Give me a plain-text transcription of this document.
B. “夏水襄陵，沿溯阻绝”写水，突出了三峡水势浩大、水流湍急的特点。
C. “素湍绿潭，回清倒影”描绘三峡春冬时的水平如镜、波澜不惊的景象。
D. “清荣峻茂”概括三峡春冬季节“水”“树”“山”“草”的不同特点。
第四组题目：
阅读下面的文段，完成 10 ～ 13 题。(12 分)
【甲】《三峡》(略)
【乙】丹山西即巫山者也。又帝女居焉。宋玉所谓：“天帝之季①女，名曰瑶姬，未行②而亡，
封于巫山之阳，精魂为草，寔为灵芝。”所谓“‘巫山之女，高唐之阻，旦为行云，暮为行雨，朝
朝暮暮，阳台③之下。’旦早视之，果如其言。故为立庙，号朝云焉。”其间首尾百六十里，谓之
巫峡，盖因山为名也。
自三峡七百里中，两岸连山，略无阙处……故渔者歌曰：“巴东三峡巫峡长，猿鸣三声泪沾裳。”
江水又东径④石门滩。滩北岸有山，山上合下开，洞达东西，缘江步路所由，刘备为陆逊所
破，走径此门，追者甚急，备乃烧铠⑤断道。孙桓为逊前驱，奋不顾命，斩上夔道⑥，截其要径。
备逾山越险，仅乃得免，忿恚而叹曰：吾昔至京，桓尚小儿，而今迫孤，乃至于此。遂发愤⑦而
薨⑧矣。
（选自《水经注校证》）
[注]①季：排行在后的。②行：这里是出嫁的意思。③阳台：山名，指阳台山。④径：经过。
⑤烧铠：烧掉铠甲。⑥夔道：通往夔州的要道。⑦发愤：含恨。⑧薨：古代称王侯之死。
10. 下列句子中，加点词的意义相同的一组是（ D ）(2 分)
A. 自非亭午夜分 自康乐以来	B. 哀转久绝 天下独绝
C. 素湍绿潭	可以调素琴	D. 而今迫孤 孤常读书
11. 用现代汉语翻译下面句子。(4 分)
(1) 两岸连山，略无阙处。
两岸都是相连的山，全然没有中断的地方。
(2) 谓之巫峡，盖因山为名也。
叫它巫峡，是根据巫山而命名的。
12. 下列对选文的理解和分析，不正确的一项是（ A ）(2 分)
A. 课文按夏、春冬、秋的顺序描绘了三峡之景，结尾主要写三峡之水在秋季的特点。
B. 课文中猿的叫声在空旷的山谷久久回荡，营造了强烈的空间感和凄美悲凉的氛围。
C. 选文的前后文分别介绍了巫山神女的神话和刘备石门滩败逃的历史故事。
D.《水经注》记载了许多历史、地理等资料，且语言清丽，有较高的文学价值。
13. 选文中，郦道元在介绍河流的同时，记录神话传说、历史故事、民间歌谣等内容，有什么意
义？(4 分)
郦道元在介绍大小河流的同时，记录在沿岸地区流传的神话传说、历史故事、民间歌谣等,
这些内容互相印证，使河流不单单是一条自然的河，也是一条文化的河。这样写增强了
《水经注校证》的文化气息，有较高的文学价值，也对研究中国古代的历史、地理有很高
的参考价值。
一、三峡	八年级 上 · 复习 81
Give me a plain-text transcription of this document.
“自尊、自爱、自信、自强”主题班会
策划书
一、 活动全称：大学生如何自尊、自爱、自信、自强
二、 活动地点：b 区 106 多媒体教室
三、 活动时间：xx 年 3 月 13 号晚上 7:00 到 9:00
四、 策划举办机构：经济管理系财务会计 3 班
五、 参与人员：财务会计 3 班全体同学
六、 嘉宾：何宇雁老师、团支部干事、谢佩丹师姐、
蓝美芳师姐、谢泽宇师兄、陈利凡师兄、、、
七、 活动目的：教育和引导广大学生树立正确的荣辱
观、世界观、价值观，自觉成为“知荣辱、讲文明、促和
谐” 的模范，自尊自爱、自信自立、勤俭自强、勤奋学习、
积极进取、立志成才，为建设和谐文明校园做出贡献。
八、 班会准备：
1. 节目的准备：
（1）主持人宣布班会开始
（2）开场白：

--

• **Exercise instructions**: Copy out each line of the records that holds the string "而今迫孤".

• **Exercise response**:
备逾山越险，仅乃得免，忿恚而叹曰：吾昔至京，桓尚小儿，而今迫孤，乃至于此。遂发愤⑦而
C. 素湍绿潭	可以调素琴	D. 而今迫孤 孤常读书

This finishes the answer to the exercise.